- Raw records
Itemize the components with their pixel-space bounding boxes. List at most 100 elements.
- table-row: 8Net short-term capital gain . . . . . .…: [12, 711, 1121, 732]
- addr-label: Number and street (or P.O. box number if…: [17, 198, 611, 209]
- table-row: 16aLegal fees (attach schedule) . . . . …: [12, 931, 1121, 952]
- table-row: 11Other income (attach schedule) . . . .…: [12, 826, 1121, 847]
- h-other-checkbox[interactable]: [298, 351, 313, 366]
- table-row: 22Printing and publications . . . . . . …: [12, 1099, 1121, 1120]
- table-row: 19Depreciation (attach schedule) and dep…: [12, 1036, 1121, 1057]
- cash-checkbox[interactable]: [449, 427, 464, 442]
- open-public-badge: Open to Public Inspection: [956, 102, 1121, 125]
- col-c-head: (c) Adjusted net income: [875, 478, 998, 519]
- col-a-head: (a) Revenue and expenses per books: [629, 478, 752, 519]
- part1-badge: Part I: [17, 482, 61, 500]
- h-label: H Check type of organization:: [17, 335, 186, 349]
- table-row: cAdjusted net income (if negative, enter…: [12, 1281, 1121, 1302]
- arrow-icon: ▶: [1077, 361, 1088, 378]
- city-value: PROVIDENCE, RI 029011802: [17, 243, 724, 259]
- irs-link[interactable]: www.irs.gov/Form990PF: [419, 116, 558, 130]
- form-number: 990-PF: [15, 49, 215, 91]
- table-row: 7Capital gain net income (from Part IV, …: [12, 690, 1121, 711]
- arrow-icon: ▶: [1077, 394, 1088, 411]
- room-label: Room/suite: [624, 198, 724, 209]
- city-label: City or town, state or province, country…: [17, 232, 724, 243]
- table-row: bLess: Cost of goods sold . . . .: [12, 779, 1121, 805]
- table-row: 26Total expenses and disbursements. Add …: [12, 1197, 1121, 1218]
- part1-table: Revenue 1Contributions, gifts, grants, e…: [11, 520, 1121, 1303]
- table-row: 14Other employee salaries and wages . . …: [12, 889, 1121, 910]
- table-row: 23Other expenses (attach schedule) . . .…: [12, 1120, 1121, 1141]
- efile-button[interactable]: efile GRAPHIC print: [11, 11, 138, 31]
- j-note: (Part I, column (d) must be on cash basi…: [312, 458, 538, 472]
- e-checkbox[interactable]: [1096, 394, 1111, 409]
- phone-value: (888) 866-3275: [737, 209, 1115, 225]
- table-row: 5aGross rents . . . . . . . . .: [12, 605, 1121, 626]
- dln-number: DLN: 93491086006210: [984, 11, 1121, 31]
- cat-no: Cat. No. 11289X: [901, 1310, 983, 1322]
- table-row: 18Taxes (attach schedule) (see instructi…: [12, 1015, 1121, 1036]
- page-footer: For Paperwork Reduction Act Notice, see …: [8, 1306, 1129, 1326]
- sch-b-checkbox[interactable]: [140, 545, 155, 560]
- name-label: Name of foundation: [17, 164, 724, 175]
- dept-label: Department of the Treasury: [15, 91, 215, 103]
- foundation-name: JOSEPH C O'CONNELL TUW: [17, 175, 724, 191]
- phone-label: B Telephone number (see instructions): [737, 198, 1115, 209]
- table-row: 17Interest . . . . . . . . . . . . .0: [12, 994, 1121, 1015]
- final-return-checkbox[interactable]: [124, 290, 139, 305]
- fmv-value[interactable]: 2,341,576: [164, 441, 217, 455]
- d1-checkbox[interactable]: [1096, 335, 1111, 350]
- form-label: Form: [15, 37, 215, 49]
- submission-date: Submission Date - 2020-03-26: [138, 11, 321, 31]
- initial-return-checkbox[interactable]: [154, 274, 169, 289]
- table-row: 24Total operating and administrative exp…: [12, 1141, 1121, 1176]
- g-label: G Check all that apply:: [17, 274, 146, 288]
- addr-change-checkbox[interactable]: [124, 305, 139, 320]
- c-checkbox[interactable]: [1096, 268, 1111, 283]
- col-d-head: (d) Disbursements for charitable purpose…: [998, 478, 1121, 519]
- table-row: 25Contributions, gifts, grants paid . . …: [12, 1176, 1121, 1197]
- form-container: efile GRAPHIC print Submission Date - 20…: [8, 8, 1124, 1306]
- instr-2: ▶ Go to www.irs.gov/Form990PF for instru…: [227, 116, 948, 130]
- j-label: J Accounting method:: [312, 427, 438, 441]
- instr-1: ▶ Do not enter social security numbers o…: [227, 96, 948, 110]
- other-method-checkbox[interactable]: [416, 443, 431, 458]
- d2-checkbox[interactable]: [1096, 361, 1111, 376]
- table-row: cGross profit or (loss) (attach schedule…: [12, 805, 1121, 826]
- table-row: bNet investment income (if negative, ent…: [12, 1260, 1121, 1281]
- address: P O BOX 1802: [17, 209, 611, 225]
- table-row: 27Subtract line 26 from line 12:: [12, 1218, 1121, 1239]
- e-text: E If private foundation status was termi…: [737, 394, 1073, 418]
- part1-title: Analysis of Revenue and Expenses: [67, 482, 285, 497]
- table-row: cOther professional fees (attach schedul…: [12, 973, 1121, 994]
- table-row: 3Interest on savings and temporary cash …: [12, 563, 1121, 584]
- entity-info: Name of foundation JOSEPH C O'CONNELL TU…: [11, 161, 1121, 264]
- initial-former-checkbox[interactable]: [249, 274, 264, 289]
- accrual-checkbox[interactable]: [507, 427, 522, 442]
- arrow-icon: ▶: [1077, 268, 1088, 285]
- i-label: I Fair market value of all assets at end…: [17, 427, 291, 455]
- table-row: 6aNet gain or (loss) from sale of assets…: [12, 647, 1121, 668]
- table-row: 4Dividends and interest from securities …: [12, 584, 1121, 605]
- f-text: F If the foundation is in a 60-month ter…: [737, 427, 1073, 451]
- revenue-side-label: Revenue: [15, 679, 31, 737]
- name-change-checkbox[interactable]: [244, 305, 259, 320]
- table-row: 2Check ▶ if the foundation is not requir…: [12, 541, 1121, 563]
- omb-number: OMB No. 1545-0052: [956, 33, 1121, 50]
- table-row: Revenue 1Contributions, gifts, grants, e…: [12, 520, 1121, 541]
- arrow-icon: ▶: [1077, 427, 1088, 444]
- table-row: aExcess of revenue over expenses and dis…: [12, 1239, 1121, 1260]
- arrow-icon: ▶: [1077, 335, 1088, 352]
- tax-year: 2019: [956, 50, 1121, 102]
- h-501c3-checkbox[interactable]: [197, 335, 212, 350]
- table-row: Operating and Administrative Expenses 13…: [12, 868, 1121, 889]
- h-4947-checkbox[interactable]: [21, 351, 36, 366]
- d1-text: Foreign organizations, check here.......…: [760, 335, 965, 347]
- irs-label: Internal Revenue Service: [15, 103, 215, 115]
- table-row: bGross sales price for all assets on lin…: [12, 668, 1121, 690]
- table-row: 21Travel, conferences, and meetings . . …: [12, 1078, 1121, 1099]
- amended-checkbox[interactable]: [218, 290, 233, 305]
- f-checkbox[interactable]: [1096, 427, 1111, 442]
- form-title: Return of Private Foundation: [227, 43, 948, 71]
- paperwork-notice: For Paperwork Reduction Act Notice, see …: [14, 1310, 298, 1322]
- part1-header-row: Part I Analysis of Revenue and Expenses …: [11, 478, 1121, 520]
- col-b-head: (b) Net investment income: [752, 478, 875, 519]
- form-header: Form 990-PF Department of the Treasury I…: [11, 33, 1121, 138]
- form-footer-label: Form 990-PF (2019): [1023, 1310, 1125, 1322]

- REQUIREMENTS
Turn the lines above into a numbered list, omitting any blank lines.

- RESULT
1. Itemize the components with their pixel-space bounding boxes. List at most 100 elements.
2. - table-row: 8Net short-term capital gain . . . . . .…: [12, 711, 1121, 732]
3. - addr-label: Number and street (or P.O. box number if…: [17, 198, 611, 209]
4. - table-row: 16aLegal fees (attach schedule) . . . . …: [12, 931, 1121, 952]
5. - table-row: 11Other income (attach schedule) . . . .…: [12, 826, 1121, 847]
6. - h-other-checkbox[interactable]: [298, 351, 313, 366]
7. - table-row: 22Printing and publications . . . . . . …: [12, 1099, 1121, 1120]
8. - table-row: 19Depreciation (attach schedule) and dep…: [12, 1036, 1121, 1057]
9. - cash-checkbox[interactable]: [449, 427, 464, 442]
10. - open-public-badge: Open to Public Inspection: [956, 102, 1121, 125]
11. - col-c-head: (c) Adjusted net income: [875, 478, 998, 519]
12. - col-a-head: (a) Revenue and expenses per books: [629, 478, 752, 519]
13. - part1-badge: Part I: [17, 482, 61, 500]
14. - h-label: H Check type of organization:: [17, 335, 186, 349]
15. - table-row: cAdjusted net income (if negative, enter…: [12, 1281, 1121, 1302]
16. - arrow-icon: ▶: [1077, 361, 1088, 378]
17. - city-value: PROVIDENCE, RI 029011802: [17, 243, 724, 259]
18. - irs-link[interactable]: www.irs.gov/Form990PF: [419, 116, 558, 130]
19. - form-number: 990-PF: [15, 49, 215, 91]
20. - table-row: 7Capital gain net income (from Part IV, …: [12, 690, 1121, 711]
21. - arrow-icon: ▶: [1077, 394, 1088, 411]
22. - room-label: Room/suite: [624, 198, 724, 209]
23. - city-label: City or town, state or province, country…: [17, 232, 724, 243]
24. - table-row: bLess: Cost of goods sold . . . .: [12, 779, 1121, 805]
25. - table-row: 26Total expenses and disbursements. Add …: [12, 1197, 1121, 1218]
26. - part1-table: Revenue 1Contributions, gifts, grants, e…: [11, 520, 1121, 1303]
27. - table-row: 14Other employee salaries and wages . . …: [12, 889, 1121, 910]
28. - table-row: 23Other expenses (attach schedule) . . .…: [12, 1120, 1121, 1141]
29. - efile-button[interactable]: efile GRAPHIC print: [11, 11, 138, 31]
30. - j-note: (Part I, column (d) must be on cash basi…: [312, 458, 538, 472]
31. - e-checkbox[interactable]: [1096, 394, 1111, 409]
32. - phone-value: (888) 866-3275: [737, 209, 1115, 225]
33. - table-row: 5aGross rents . . . . . . . . .: [12, 605, 1121, 626]
34. - dln-number: DLN: 93491086006210: [984, 11, 1121, 31]
35. - cat-no: Cat. No. 11289X: [901, 1310, 983, 1322]
36. - table-row: 18Taxes (attach schedule) (see instructi…: [12, 1015, 1121, 1036]
37. - page-footer: For Paperwork Reduction Act Notice, see …: [8, 1306, 1129, 1326]
38. - sch-b-checkbox[interactable]: [140, 545, 155, 560]
39. - name-label: Name of foundation: [17, 164, 724, 175]
40. - dept-label: Department of the Treasury: [15, 91, 215, 103]
41. - foundation-name: JOSEPH C O'CONNELL TUW: [17, 175, 724, 191]
42. - phone-label: B Telephone number (see instructions): [737, 198, 1115, 209]
43. - table-row: 17Interest . . . . . . . . . . . . .0: [12, 994, 1121, 1015]
44. - final-return-checkbox[interactable]: [124, 290, 139, 305]
45. - fmv-value[interactable]: 2,341,576: [164, 441, 217, 455]
46. - d1-checkbox[interactable]: [1096, 335, 1111, 350]
47. - form-label: Form: [15, 37, 215, 49]
48. - submission-date: Submission Date - 2020-03-26: [138, 11, 321, 31]
49. - initial-return-checkbox[interactable]: [154, 274, 169, 289]
50. - table-row: 24Total operating and administrative exp…: [12, 1141, 1121, 1176]
51. - g-label: G Check all that apply:: [17, 274, 146, 288]
52. - addr-change-checkbox[interactable]: [124, 305, 139, 320]
53. - c-checkbox[interactable]: [1096, 268, 1111, 283]
54. - col-d-head: (d) Disbursements for charitable purpose…: [998, 478, 1121, 519]
55. - table-row: 25Contributions, gifts, grants paid . . …: [12, 1176, 1121, 1197]
56. - form-container: efile GRAPHIC print Submission Date - 20…: [8, 8, 1124, 1306]
57. - instr-2: ▶ Go to www.irs.gov/Form990PF for instru…: [227, 116, 948, 130]
58. - j-label: J Accounting method:: [312, 427, 438, 441]
59. - instr-1: ▶ Do not enter social security numbers o…: [227, 96, 948, 110]
60. - other-method-checkbox[interactable]: [416, 443, 431, 458]
61. - d2-checkbox[interactable]: [1096, 361, 1111, 376]
62. - table-row: cGross profit or (loss) (attach schedule…: [12, 805, 1121, 826]
63. - table-row: bNet investment income (if negative, ent…: [12, 1260, 1121, 1281]
64. - address: P O BOX 1802: [17, 209, 611, 225]
65. - table-row: 27Subtract line 26 from line 12:: [12, 1218, 1121, 1239]
66. - e-text: E If private foundation status was termi…: [737, 394, 1073, 418]
67. - part1-title: Analysis of Revenue and Expenses: [67, 482, 285, 497]
68. - table-row: cOther professional fees (attach schedul…: [12, 973, 1121, 994]
69. - table-row: 3Interest on savings and temporary cash …: [12, 563, 1121, 584]
70. - entity-info: Name of foundation JOSEPH C O'CONNELL TU…: [11, 161, 1121, 264]
71. - initial-former-checkbox[interactable]: [249, 274, 264, 289]
72. - accrual-checkbox[interactable]: [507, 427, 522, 442]
73. - arrow-icon: ▶: [1077, 268, 1088, 285]
74. - i-label: I Fair market value of all assets at end…: [17, 427, 291, 455]
75. - table-row: 6aNet gain or (loss) from sale of assets…: [12, 647, 1121, 668]
76. - table-row: 4Dividends and interest from securities …: [12, 584, 1121, 605]
77. - f-text: F If the foundation is in a 60-month ter…: [737, 427, 1073, 451]
78. - revenue-side-label: Revenue: [15, 679, 31, 737]
79. - name-change-checkbox[interactable]: [244, 305, 259, 320]
80. - table-row: 2Check ▶ if the foundation is not requir…: [12, 541, 1121, 563]
81. - omb-number: OMB No. 1545-0052: [956, 33, 1121, 50]
82. - table-row: Revenue 1Contributions, gifts, grants, e…: [12, 520, 1121, 541]
83. - arrow-icon: ▶: [1077, 427, 1088, 444]
84. - table-row: aExcess of revenue over expenses and dis…: [12, 1239, 1121, 1260]
85. - arrow-icon: ▶: [1077, 335, 1088, 352]
86. - tax-year: 2019: [956, 50, 1121, 102]
87. - h-501c3-checkbox[interactable]: [197, 335, 212, 350]
88. - table-row: Operating and Administrative Expenses 13…: [12, 868, 1121, 889]
89. - h-4947-checkbox[interactable]: [21, 351, 36, 366]
90. - d1-text: Foreign organizations, check here.......…: [760, 335, 965, 347]
91. - irs-label: Internal Revenue Service: [15, 103, 215, 115]
92. - table-row: bGross sales price for all assets on lin…: [12, 668, 1121, 690]
93. - table-row: 21Travel, conferences, and meetings . . …: [12, 1078, 1121, 1099]
94. - amended-checkbox[interactable]: [218, 290, 233, 305]
95. - f-checkbox[interactable]: [1096, 427, 1111, 442]
96. - form-title: Return of Private Foundation: [227, 43, 948, 71]
97. - paperwork-notice: For Paperwork Reduction Act Notice, see …: [14, 1310, 298, 1322]
98. - part1-header-row: Part I Analysis of Revenue and Expenses …: [11, 478, 1121, 520]
99. - col-b-head: (b) Net investment income: [752, 478, 875, 519]
100. - form-header: Form 990-PF Department of the Treasury I…: [11, 33, 1121, 138]
101. - form-footer-label: Form 990-PF (2019): [1023, 1310, 1125, 1322]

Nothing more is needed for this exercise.